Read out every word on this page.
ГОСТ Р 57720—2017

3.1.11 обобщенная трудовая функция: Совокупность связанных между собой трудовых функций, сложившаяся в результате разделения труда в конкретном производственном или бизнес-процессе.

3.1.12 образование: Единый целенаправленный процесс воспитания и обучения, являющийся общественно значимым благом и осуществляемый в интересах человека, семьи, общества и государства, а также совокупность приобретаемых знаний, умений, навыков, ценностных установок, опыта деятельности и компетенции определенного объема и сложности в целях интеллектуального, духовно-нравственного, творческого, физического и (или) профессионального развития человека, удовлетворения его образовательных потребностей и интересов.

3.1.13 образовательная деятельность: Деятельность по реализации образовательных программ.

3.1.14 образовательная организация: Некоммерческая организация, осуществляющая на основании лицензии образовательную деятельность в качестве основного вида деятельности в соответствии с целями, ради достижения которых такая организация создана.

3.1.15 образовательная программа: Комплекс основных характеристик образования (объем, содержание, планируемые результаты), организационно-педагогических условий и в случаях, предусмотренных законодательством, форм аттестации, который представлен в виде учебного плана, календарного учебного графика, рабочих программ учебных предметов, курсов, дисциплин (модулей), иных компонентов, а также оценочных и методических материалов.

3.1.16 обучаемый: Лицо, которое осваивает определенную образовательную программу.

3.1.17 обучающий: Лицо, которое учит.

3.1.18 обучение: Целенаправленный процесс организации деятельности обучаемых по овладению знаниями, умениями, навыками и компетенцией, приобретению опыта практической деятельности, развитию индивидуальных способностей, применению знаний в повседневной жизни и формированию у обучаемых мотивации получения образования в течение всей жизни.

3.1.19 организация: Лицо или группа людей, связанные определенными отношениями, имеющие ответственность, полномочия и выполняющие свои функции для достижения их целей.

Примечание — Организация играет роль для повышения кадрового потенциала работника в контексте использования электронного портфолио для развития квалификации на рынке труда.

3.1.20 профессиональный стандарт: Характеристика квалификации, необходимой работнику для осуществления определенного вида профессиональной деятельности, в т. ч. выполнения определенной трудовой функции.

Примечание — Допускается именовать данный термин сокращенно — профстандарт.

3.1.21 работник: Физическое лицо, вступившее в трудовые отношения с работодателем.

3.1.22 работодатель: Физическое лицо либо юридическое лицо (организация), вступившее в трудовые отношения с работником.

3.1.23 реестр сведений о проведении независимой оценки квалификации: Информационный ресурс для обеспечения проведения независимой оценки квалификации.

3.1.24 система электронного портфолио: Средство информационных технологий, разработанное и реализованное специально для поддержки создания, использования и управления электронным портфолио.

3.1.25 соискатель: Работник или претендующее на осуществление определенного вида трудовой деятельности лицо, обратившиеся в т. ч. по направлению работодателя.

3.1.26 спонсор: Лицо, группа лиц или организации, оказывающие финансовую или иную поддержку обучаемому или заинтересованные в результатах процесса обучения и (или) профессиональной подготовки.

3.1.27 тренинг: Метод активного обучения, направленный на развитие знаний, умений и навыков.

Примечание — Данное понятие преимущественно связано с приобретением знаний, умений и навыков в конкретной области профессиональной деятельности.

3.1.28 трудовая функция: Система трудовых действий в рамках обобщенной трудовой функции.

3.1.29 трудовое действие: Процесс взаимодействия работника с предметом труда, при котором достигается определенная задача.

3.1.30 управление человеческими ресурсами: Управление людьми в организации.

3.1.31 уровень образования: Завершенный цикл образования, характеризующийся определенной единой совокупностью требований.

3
#####
SET PROBLEM:
Repeat back the data above, exact to the last character.

COMPLETED TASK:
Read out every word on this page.
ГОСТ Р 57720—2017

3.1.11 обобщенная трудовая функция: Совокупность связанных между собой трудовых функций, сложившаяся в результате разделения труда в конкретном производственном или бизнес-процессе.

3.1.12 образование: Единый целенаправленный процесс воспитания и обучения, являющийся общественно значимым благом и осуществляемый в интересах человека, семьи, общества и государства, а также совокупность приобретаемых знаний, умений, навыков, ценностных установок, опыта деятельности и компетенции определенного объема и сложности в целях интеллектуального, духовно-нравственного, творческого, физического и (или) профессионального развития человека, удовлетворения его образовательных потребностей и интересов.

3.1.13 образовательная деятельность: Деятельность по реализации образовательных программ.

3.1.14 образовательная организация: Некоммерческая организация, осуществляющая на основании лицензии образовательную деятельность в качестве основного вида деятельности в соответствии с целями, ради достижения которых такая организация создана.

3.1.15 образовательная программа: Комплекс основных характеристик образования (объем, содержание, планируемые результаты), организационно-педагогических условий и в случаях, предусмотренных законодательством, форм аттестации, который представлен в виде учебного плана, календарного учебного графика, рабочих программ учебных предметов, курсов, дисциплин (модулей), иных компонентов, а также оценочных и методических материалов.

3.1.16 обучаемый: Лицо, которое осваивает определенную образовательную программу.

3.1.17 обучающий: Лицо, которое учит.

3.1.18 обучение: Целенаправленный процесс организации деятельности обучаемых по овладению знаниями, умениями, навыками и компетенцией, приобретению опыта практической деятельности, развитию индивидуальных способностей, применению знаний в повседневной жизни и формированию у обучаемых мотивации получения образования в течение всей жизни.

3.1.19 организация: Лицо или группа людей, связанные определенными отношениями, имеющие ответственность, полномочия и выполняющие свои функции для достижения их целей.

Примечание — Организация играет роль для повышения кадрового потенциала работника в контексте использования электронного портфолио для развития квалификации на рынке труда.

3.1.20 профессиональный стандарт: Характеристика квалификации, необходимой работнику для осуществления определенного вида профессиональной деятельности, в т. ч. выполнения определенной трудовой функции.

Примечание — Допускается именовать данный термин сокращенно — профстандарт.

3.1.21 работник: Физическое лицо, вступившее в трудовые отношения с работодателем.

3.1.22 работодатель: Физическое лицо либо юридическое лицо (организация), вступившее в трудовые отношения с работником.

3.1.23 реестр сведений о проведении независимой оценки квалификации: Информационный ресурс для обеспечения проведения независимой оценки квалификации.

3.1.24 система электронного портфолио: Средство информационных технологий, разработанное и реализованное специально для поддержки создания, использования и управления электронным портфолио.

3.1.25 соискатель: Работник или претендующее на осуществление определенного вида трудовой деятельности лицо, обратившиеся в т. ч. по направлению работодателя.

3.1.26 спонсор: Лицо, группа лиц или организации, оказывающие финансовую или иную поддержку обучаемому или заинтересованные в результатах процесса обучения и (или) профессиональной подготовки.

3.1.27 тренинг: Метод активного обучения, направленный на развитие знаний, умений и навыков.

Примечание — Данное понятие преимущественно связано с приобретением знаний, умений и навыков в конкретной области профессиональной деятельности.

3.1.28 трудовая функция: Система трудовых действий в рамках обобщенной трудовой функции.

3.1.29 трудовое действие: Процесс взаимодействия работника с предметом труда, при котором достигается определенная задача.

3.1.30 управление человеческими ресурсами: Управление людьми в организации.

3.1.31 уровень образования: Завершенный цикл образования, характеризующийся определенной единой совокупностью требований.

3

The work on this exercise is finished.